◆ THE EXERCISE: Search the material below for the string "DUAL" and list each line that holds it.

[Data records]
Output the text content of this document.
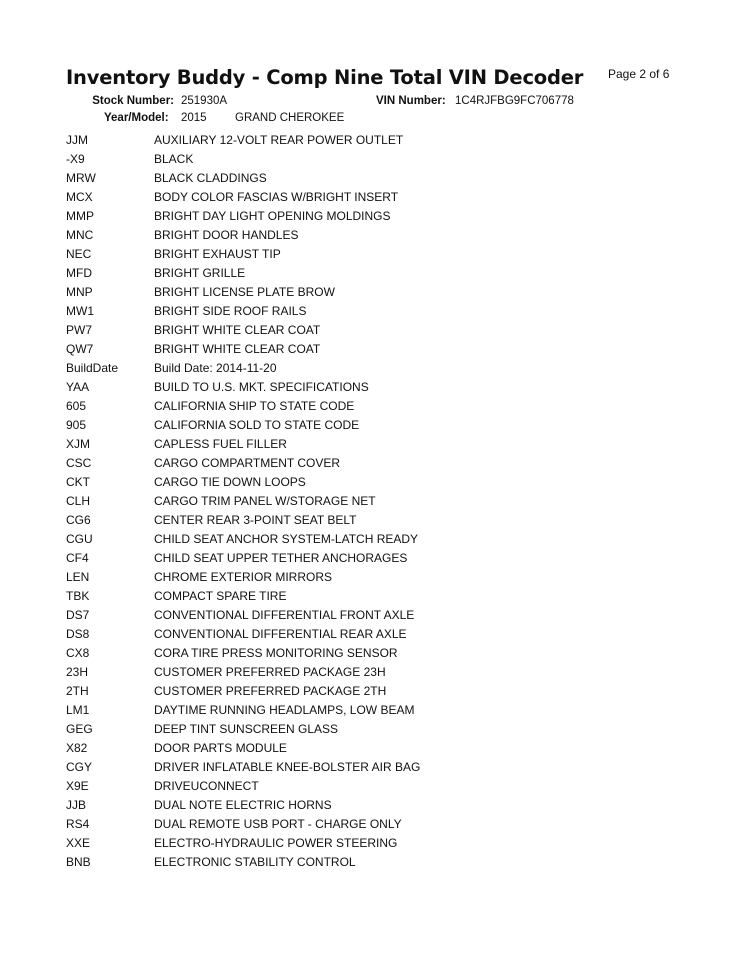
Inventory Buddy - Comp Nine Total VIN Decoder Page 2 of 6
Stock Number: 251930A	VIN Number: 1C4RJFBG9FC706778
Year/Model: 2015 GRAND CHEROKEE
JJM	AUXILIARY 12-VOLT REAR POWER OUTLET
-X9	BLACK
MRW	BLACK CLADDINGS
MCX	BODY COLOR FASCIAS W/BRIGHT INSERT
MMP	BRIGHT DAY LIGHT OPENING MOLDINGS
MNC	BRIGHT DOOR HANDLES
NEC	BRIGHT EXHAUST TIP
MFD	BRIGHT GRILLE
MNP	BRIGHT LICENSE PLATE BROW
MW1	BRIGHT SIDE ROOF RAILS
PW7	BRIGHT WHITE CLEAR COAT
QW7	BRIGHT WHITE CLEAR COAT
BuildDate	Build Date: 2014-11-20
YAA	BUILD TO U.S. MKT. SPECIFICATIONS
605	CALIFORNIA SHIP TO STATE CODE
905	CALIFORNIA SOLD TO STATE CODE
XJM	CAPLESS FUEL FILLER
CSC	CARGO COMPARTMENT COVER
CKT	CARGO TIE DOWN LOOPS
CLH	CARGO TRIM PANEL W/STORAGE NET
CG6	CENTER REAR 3-POINT SEAT BELT
CGU	CHILD SEAT ANCHOR SYSTEM-LATCH READY
CF4	CHILD SEAT UPPER TETHER ANCHORAGES
LEN	CHROME EXTERIOR MIRRORS
TBK	COMPACT SPARE TIRE
DS7	CONVENTIONAL DIFFERENTIAL FRONT AXLE
DS8	CONVENTIONAL DIFFERENTIAL REAR AXLE
CX8	CORA TIRE PRESS MONITORING SENSOR
23H	CUSTOMER PREFERRED PACKAGE 23H
2TH	CUSTOMER PREFERRED PACKAGE 2TH
LM1	DAYTIME RUNNING HEADLAMPS, LOW BEAM
GEG	DEEP TINT SUNSCREEN GLASS
X82	DOOR PARTS MODULE
CGY	DRIVER INFLATABLE KNEE-BOLSTER AIR BAG
X9E	DRIVEUCONNECT
JJB	DUAL NOTE ELECTRIC HORNS
RS4	DUAL REMOTE USB PORT - CHARGE ONLY
XXE	ELECTRO-HYDRAULIC POWER STEERING
BNB	ELECTRONIC STABILITY CONTROL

◆ ANSWER BELOW:
JJB	DUAL NOTE ELECTRIC HORNS
RS4	DUAL REMOTE USB PORT - CHARGE ONLY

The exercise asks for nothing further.